→ STATED EXERCISE
Do not copy the pictures; transcribe all other material exactly.

[Figure contents as structured data]

-- -- --

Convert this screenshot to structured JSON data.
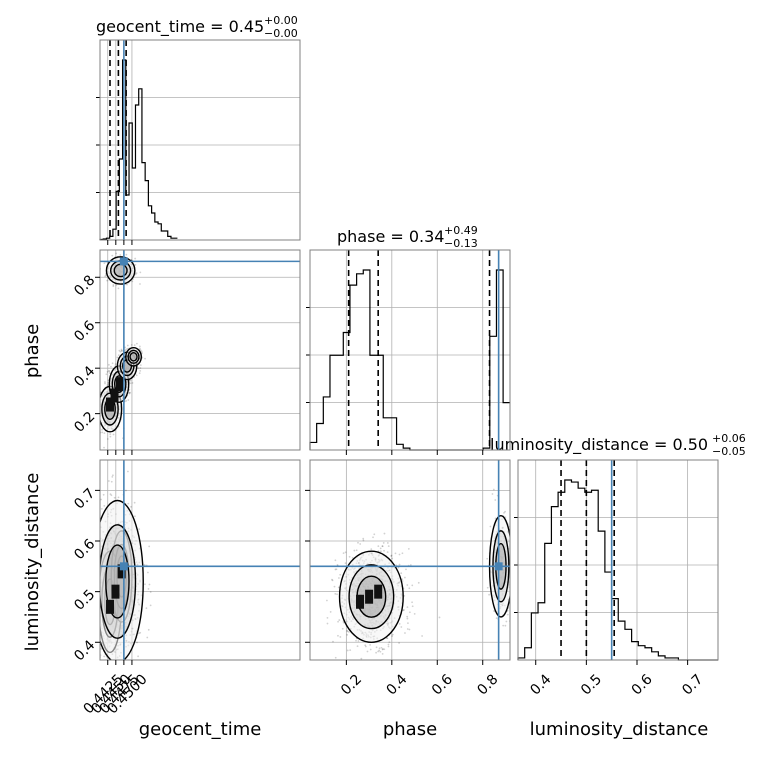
{
  "chart_data": {
    "type": "corner",
    "parameters": [
      {
        "name": "geocent_time",
        "title_main": "geocent_time = 0.45",
        "title_upper": "+0.00",
        "title_lower": "−0.00",
        "range": [
          0.4401,
          0.5021
        ],
        "truth": 0.4475,
        "quantiles": [
          0.4432,
          0.4458,
          0.4482
        ],
        "ticks": [
          0.4425,
          0.445,
          0.4475,
          0.45
        ],
        "tick_labels": [
          "0.4425",
          "0.4450",
          "0.4475",
          "0.4500"
        ],
        "hist_edges_start": 0.4401,
        "hist_bin_width": 0.001,
        "hist_counts": [
          0.3,
          0.6,
          1,
          2,
          6,
          27,
          45,
          100,
          25,
          65,
          40,
          75,
          84,
          43,
          33,
          19,
          15,
          10,
          9,
          5,
          5,
          2,
          1,
          1
        ]
      },
      {
        "name": "phase",
        "title_main": "phase = 0.34",
        "title_upper": "+0.49",
        "title_lower": "−0.13",
        "range": [
          0.04,
          0.92
        ],
        "truth": 0.87,
        "quantiles": [
          0.21,
          0.34,
          0.83
        ],
        "ticks": [
          0.2,
          0.4,
          0.6,
          0.8
        ],
        "tick_labels": [
          "0.2",
          "0.4",
          "0.6",
          "0.8"
        ],
        "hist_edges_start": 0.04,
        "hist_bin_width": 0.0293,
        "hist_counts": [
          4,
          14,
          28,
          50,
          50,
          62,
          87,
          93,
          95,
          50,
          50,
          17,
          17,
          3,
          1,
          0,
          0,
          0,
          0,
          0,
          0,
          0,
          0,
          0,
          0,
          0,
          1,
          60,
          95,
          25
        ]
      },
      {
        "name": "luminosity_distance",
        "title_main": "luminosity_distance = 0.50",
        "title_upper": "+0.06",
        "title_lower": "−0.05",
        "range": [
          0.365,
          0.76
        ],
        "truth": 0.55,
        "quantiles": [
          0.45,
          0.5,
          0.555
        ],
        "ticks": [
          0.4,
          0.5,
          0.6,
          0.7
        ],
        "tick_labels": [
          "0.4",
          "0.5",
          "0.6",
          "0.7"
        ],
        "hist_edges_start": 0.365,
        "hist_bin_width": 0.0132,
        "hist_counts": [
          1,
          6,
          23,
          28,
          57,
          75,
          82,
          88,
          87,
          84,
          82,
          83,
          63,
          43,
          30,
          19,
          15,
          9,
          7,
          6,
          4,
          2,
          1,
          1,
          0,
          0,
          0,
          0,
          0,
          0
        ]
      }
    ],
    "pairs": [
      {
        "x": "geocent_time",
        "y": "phase",
        "clusters": [
          {
            "cx": 0.4465,
            "cy": 0.83,
            "sx": 0.0022,
            "sy": 0.03,
            "n": 260
          },
          {
            "cx": 0.4432,
            "cy": 0.22,
            "sx": 0.0018,
            "sy": 0.05,
            "n": 380
          },
          {
            "cx": 0.446,
            "cy": 0.33,
            "sx": 0.0015,
            "sy": 0.04,
            "n": 340
          },
          {
            "cx": 0.4485,
            "cy": 0.41,
            "sx": 0.0015,
            "sy": 0.03,
            "n": 300
          },
          {
            "cx": 0.4505,
            "cy": 0.45,
            "sx": 0.0012,
            "sy": 0.02,
            "n": 180
          }
        ],
        "hot": [
          {
            "x": 0.4432,
            "y": 0.24
          },
          {
            "x": 0.4446,
            "y": 0.28
          },
          {
            "x": 0.4463,
            "y": 0.33
          }
        ]
      },
      {
        "x": "geocent_time",
        "y": "luminosity_distance",
        "clusters": [
          {
            "cx": 0.4432,
            "cy": 0.48,
            "sx": 0.0018,
            "sy": 0.05,
            "n": 500
          },
          {
            "cx": 0.4468,
            "cy": 0.53,
            "sx": 0.0016,
            "sy": 0.045,
            "n": 450
          },
          {
            "cx": 0.4455,
            "cy": 0.52,
            "sx": 0.004,
            "sy": 0.08,
            "n": 600
          }
        ],
        "hot": [
          {
            "x": 0.4432,
            "y": 0.47
          },
          {
            "x": 0.4468,
            "y": 0.54
          },
          {
            "x": 0.4449,
            "y": 0.5
          }
        ]
      },
      {
        "x": "phase",
        "y": "luminosity_distance",
        "clusters": [
          {
            "cx": 0.31,
            "cy": 0.49,
            "sx": 0.07,
            "sy": 0.045,
            "n": 900
          },
          {
            "cx": 0.88,
            "cy": 0.55,
            "sx": 0.025,
            "sy": 0.05,
            "n": 260
          }
        ],
        "hot": [
          {
            "x": 0.3,
            "y": 0.49
          },
          {
            "x": 0.34,
            "y": 0.5
          },
          {
            "x": 0.26,
            "y": 0.48
          }
        ]
      }
    ],
    "colors": {
      "truth": "#4682b4",
      "hist": "#000000",
      "grid": "#b0b0b0"
    }
  }
}
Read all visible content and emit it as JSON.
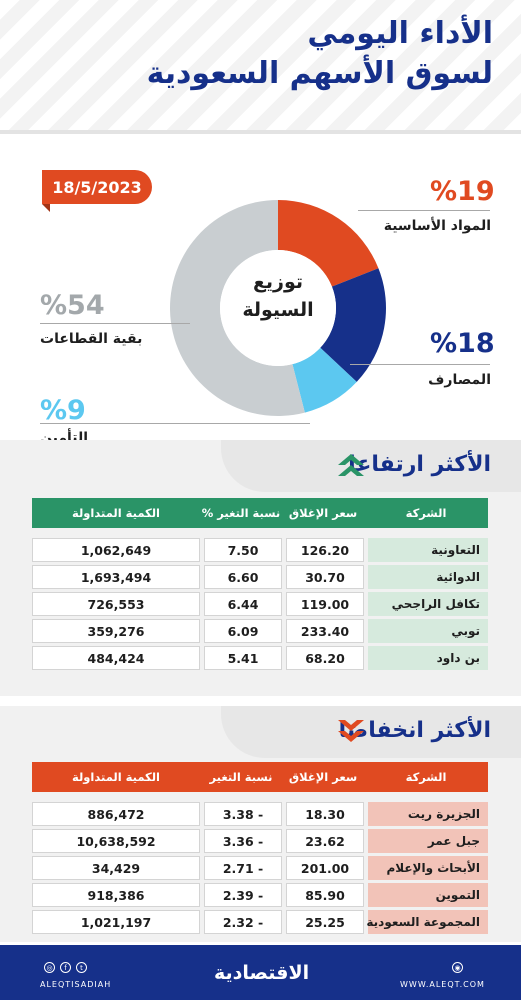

-- -- --

→ TASK RESPONSE
Convert this screenshot to structured JSON data.
{
  "chart_data": {
    "type": "corner",
    "parameters": [
      {
        "name": "geocent_time",
        "title_main": "geocent_time = 0.45",
        "title_upper": "+0.00",
        "title_lower": "−0.00",
        "range": [
          0.4401,
          0.5021
        ],
        "truth": 0.4475,
        "quantiles": [
          0.4432,
          0.4458,
          0.4482
        ],
        "ticks": [
          0.4425,
          0.445,
          0.4475,
          0.45
        ],
        "tick_labels": [
          "0.4425",
          "0.4450",
          "0.4475",
          "0.4500"
        ],
        "hist_edges_start": 0.4401,
        "hist_bin_width": 0.001,
        "hist_counts": [
          0.3,
          0.6,
          1,
          2,
          6,
          27,
          45,
          100,
          25,
          65,
          40,
          75,
          84,
          43,
          33,
          19,
          15,
          10,
          9,
          5,
          5,
          2,
          1,
          1
        ]
      },
      {
        "name": "phase",
        "title_main": "phase = 0.34",
        "title_upper": "+0.49",
        "title_lower": "−0.13",
        "range": [
          0.04,
          0.92
        ],
        "truth": 0.87,
        "quantiles": [
          0.21,
          0.34,
          0.83
        ],
        "ticks": [
          0.2,
          0.4,
          0.6,
          0.8
        ],
        "tick_labels": [
          "0.2",
          "0.4",
          "0.6",
          "0.8"
        ],
        "hist_edges_start": 0.04,
        "hist_bin_width": 0.0293,
        "hist_counts": [
          4,
          14,
          28,
          50,
          50,
          62,
          87,
          93,
          95,
          50,
          50,
          17,
          17,
          3,
          1,
          0,
          0,
          0,
          0,
          0,
          0,
          0,
          0,
          0,
          0,
          0,
          1,
          60,
          95,
          25
        ]
      },
      {
        "name": "luminosity_distance",
        "title_main": "luminosity_distance = 0.50",
        "title_upper": "+0.06",
        "title_lower": "−0.05",
        "range": [
          0.365,
          0.76
        ],
        "truth": 0.55,
        "quantiles": [
          0.45,
          0.5,
          0.555
        ],
        "ticks": [
          0.4,
          0.5,
          0.6,
          0.7
        ],
        "tick_labels": [
          "0.4",
          "0.5",
          "0.6",
          "0.7"
        ],
        "hist_edges_start": 0.365,
        "hist_bin_width": 0.0132,
        "hist_counts": [
          1,
          6,
          23,
          28,
          57,
          75,
          82,
          88,
          87,
          84,
          82,
          83,
          63,
          43,
          30,
          19,
          15,
          9,
          7,
          6,
          4,
          2,
          1,
          1,
          0,
          0,
          0,
          0,
          0,
          0
        ]
      }
    ],
    "pairs": [
      {
        "x": "geocent_time",
        "y": "phase",
        "clusters": [
          {
            "cx": 0.4465,
            "cy": 0.83,
            "sx": 0.0022,
            "sy": 0.03,
            "n": 260
          },
          {
            "cx": 0.4432,
            "cy": 0.22,
            "sx": 0.0018,
            "sy": 0.05,
            "n": 380
          },
          {
            "cx": 0.446,
            "cy": 0.33,
            "sx": 0.0015,
            "sy": 0.04,
            "n": 340
          },
          {
            "cx": 0.4485,
            "cy": 0.41,
            "sx": 0.0015,
            "sy": 0.03,
            "n": 300
          },
          {
            "cx": 0.4505,
            "cy": 0.45,
            "sx": 0.0012,
            "sy": 0.02,
            "n": 180
          }
        ],
        "hot": [
          {
            "x": 0.4432,
            "y": 0.24
          },
          {
            "x": 0.4446,
            "y": 0.28
          },
          {
            "x": 0.4463,
            "y": 0.33
          }
        ]
      },
      {
        "x": "geocent_time",
        "y": "luminosity_distance",
        "clusters": [
          {
            "cx": 0.4432,
            "cy": 0.48,
            "sx": 0.0018,
            "sy": 0.05,
            "n": 500
          },
          {
            "cx": 0.4468,
            "cy": 0.53,
            "sx": 0.0016,
            "sy": 0.045,
            "n": 450
          },
          {
            "cx": 0.4455,
            "cy": 0.52,
            "sx": 0.004,
            "sy": 0.08,
            "n": 600
          }
        ],
        "hot": [
          {
            "x": 0.4432,
            "y": 0.47
          },
          {
            "x": 0.4468,
            "y": 0.54
          },
          {
            "x": 0.4449,
            "y": 0.5
          }
        ]
      },
      {
        "x": "phase",
        "y": "luminosity_distance",
        "clusters": [
          {
            "cx": 0.31,
            "cy": 0.49,
            "sx": 0.07,
            "sy": 0.045,
            "n": 900
          },
          {
            "cx": 0.88,
            "cy": 0.55,
            "sx": 0.025,
            "sy": 0.05,
            "n": 260
          }
        ],
        "hot": [
          {
            "x": 0.3,
            "y": 0.49
          },
          {
            "x": 0.34,
            "y": 0.5
          },
          {
            "x": 0.26,
            "y": 0.48
          }
        ]
      }
    ],
    "colors": {
      "truth": "#4682b4",
      "hist": "#000000",
      "grid": "#b0b0b0"
    }
  }
}
Read all visible content and emit it as JSON.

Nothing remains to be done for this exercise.